### JOB
Restate each of the lines below word for word and drop every picture.

### ENTRIES
>>>>>

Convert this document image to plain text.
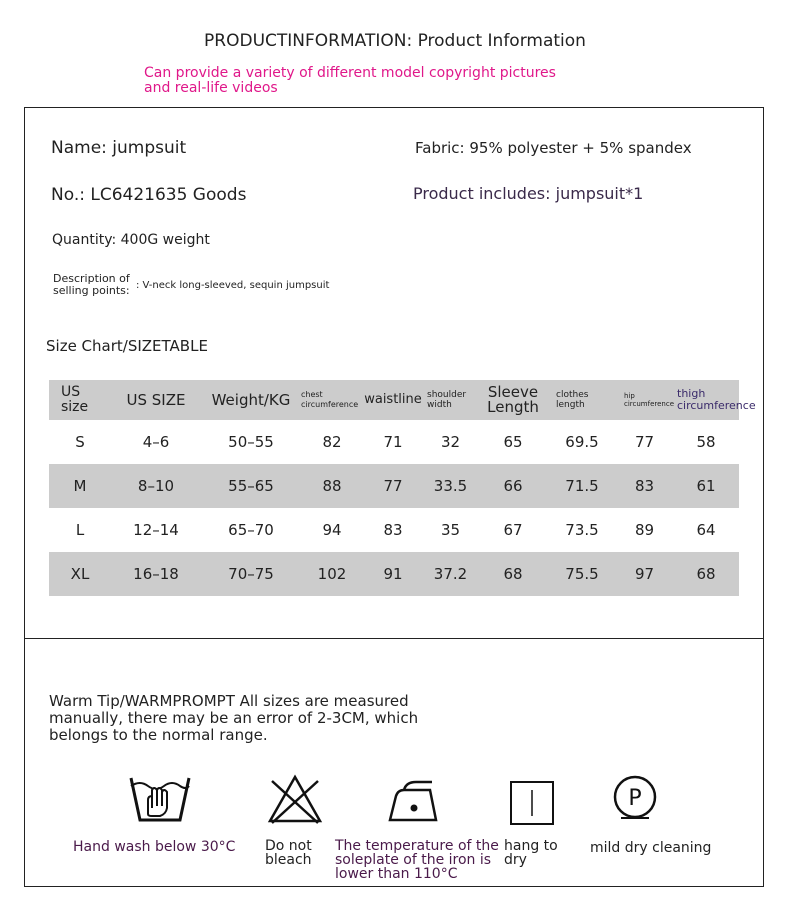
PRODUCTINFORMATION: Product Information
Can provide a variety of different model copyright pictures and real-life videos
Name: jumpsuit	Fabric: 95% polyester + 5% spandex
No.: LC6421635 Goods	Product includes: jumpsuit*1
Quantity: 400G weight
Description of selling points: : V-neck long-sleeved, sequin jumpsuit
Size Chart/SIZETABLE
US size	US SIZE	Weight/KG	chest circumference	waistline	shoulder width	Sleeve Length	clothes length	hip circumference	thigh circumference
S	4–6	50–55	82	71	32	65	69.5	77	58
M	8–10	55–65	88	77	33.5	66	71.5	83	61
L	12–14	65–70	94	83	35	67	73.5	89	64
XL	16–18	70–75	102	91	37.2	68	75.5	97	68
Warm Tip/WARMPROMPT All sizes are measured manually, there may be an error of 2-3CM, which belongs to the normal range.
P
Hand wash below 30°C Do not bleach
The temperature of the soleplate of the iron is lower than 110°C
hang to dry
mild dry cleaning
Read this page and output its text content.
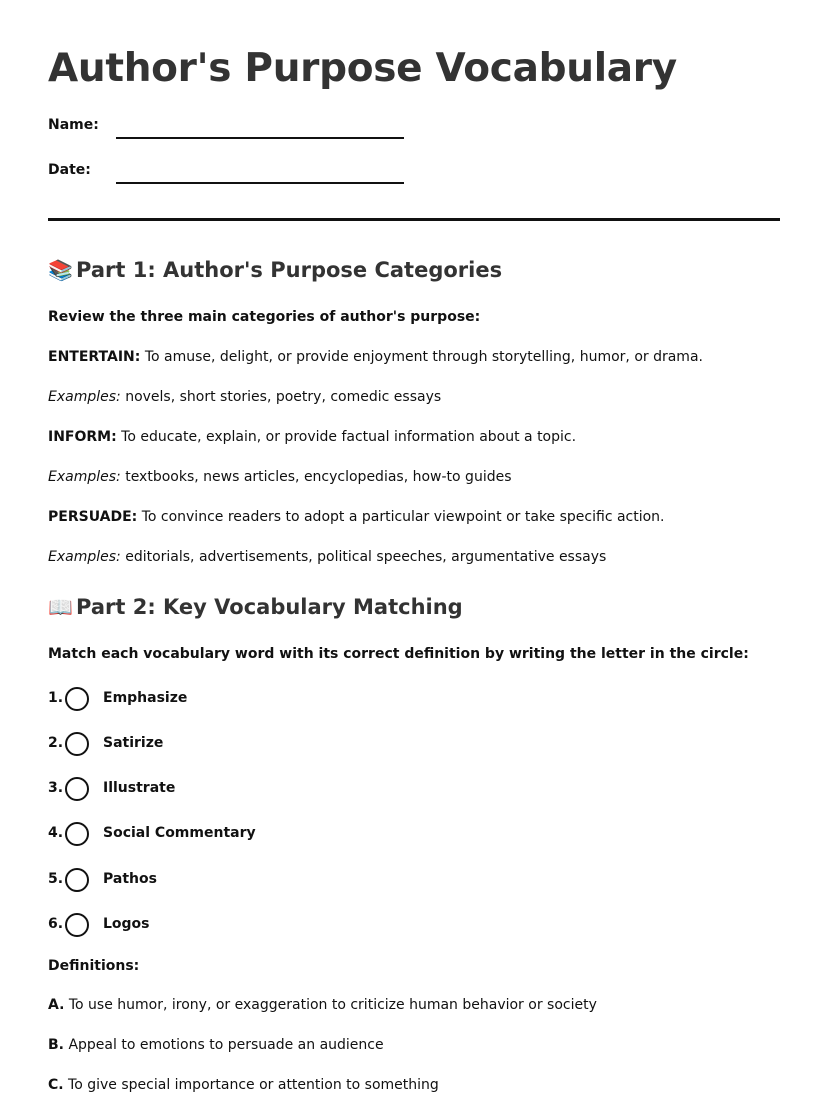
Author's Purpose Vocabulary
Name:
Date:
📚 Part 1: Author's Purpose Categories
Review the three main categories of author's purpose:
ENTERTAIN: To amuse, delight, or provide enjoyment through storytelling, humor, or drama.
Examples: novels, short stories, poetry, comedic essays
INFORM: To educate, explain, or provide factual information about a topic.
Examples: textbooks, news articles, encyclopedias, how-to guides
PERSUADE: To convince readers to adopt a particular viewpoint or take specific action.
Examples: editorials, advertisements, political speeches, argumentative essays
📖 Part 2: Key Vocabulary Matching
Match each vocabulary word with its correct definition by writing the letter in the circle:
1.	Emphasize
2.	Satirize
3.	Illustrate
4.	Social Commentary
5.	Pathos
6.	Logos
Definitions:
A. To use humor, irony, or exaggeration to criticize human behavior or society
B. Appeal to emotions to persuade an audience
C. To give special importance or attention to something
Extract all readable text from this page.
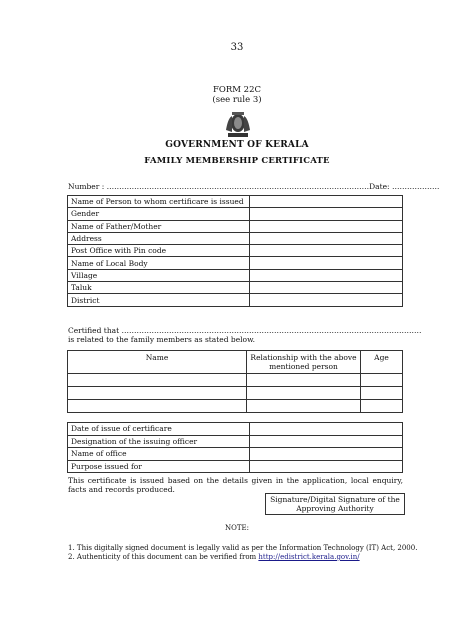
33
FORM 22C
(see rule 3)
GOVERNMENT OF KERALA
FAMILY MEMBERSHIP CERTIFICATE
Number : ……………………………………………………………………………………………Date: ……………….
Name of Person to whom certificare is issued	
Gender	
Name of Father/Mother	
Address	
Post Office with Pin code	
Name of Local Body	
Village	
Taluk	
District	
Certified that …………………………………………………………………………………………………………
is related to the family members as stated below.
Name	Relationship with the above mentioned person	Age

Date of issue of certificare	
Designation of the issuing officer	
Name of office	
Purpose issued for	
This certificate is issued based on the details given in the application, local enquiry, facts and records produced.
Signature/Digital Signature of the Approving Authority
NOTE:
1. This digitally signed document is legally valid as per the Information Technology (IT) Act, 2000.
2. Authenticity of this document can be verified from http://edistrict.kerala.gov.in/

<<<<<

### TASK SOLUTION
Convert this document image to plain text.
PRODUCTINFORMATION: Product Information
Can provide a variety of different model copyright pictures and real-life videos
Name: jumpsuit	Fabric: 95% polyester + 5% spandex
No.: LC6421635 Goods	Product includes: jumpsuit*1
Quantity: 400G weight
Description of selling points: : V-neck long-sleeved, sequin jumpsuit
Size Chart/SIZETABLE
US size	US SIZE	Weight/KG	chest circumference	waistline	shoulder width	Sleeve Length	clothes length	hip circumference	thigh circumference
S	4–6	50–55	82	71	32	65	69.5	77	58
M	8–10	55–65	88	77	33.5	66	71.5	83	61
L	12–14	65–70	94	83	35	67	73.5	89	64
XL	16–18	70–75	102	91	37.2	68	75.5	97	68
Warm Tip/WARMPROMPT All sizes are measured manually, there may be an error of 2-3CM, which belongs to the normal range.
P
Hand wash below 30°C Do not bleach
The temperature of the soleplate of the iron is lower than 110°C
hang to dry
mild dry cleaning
Read this page and output its text content.
Author's Purpose Vocabulary
Name:
Date:
📚 Part 1: Author's Purpose Categories
Review the three main categories of author's purpose:
ENTERTAIN: To amuse, delight, or provide enjoyment through storytelling, humor, or drama.
Examples: novels, short stories, poetry, comedic essays
INFORM: To educate, explain, or provide factual information about a topic.
Examples: textbooks, news articles, encyclopedias, how-to guides
PERSUADE: To convince readers to adopt a particular viewpoint or take specific action.
Examples: editorials, advertisements, political speeches, argumentative essays
📖 Part 2: Key Vocabulary Matching
Match each vocabulary word with its correct definition by writing the letter in the circle:
1.	Emphasize
2.	Satirize
3.	Illustrate
4.	Social Commentary
5.	Pathos
6.	Logos
Definitions:
A. To use humor, irony, or exaggeration to criticize human behavior or society
B. Appeal to emotions to persuade an audience
C. To give special importance or attention to something
Extract all readable text from this page.
33
FORM 22C
(see rule 3)
GOVERNMENT OF KERALA
FAMILY MEMBERSHIP CERTIFICATE
Number : ……………………………………………………………………………………………Date: ……………….
Name of Person to whom certificare is issued	
Gender	
Name of Father/Mother	
Address	
Post Office with Pin code	
Name of Local Body	
Village	
Taluk	
District	
Certified that …………………………………………………………………………………………………………
is related to the family members as stated below.
Name	Relationship with the above mentioned person	Age

Date of issue of certificare	
Designation of the issuing officer	
Name of office	
Purpose issued for	
This certificate is issued based on the details given in the application, local enquiry, facts and records produced.
Signature/Digital Signature of the Approving Authority
NOTE:
1. This digitally signed document is legally valid as per the Information Technology (IT) Act, 2000.
2. Authenticity of this document can be verified from http://edistrict.kerala.gov.in/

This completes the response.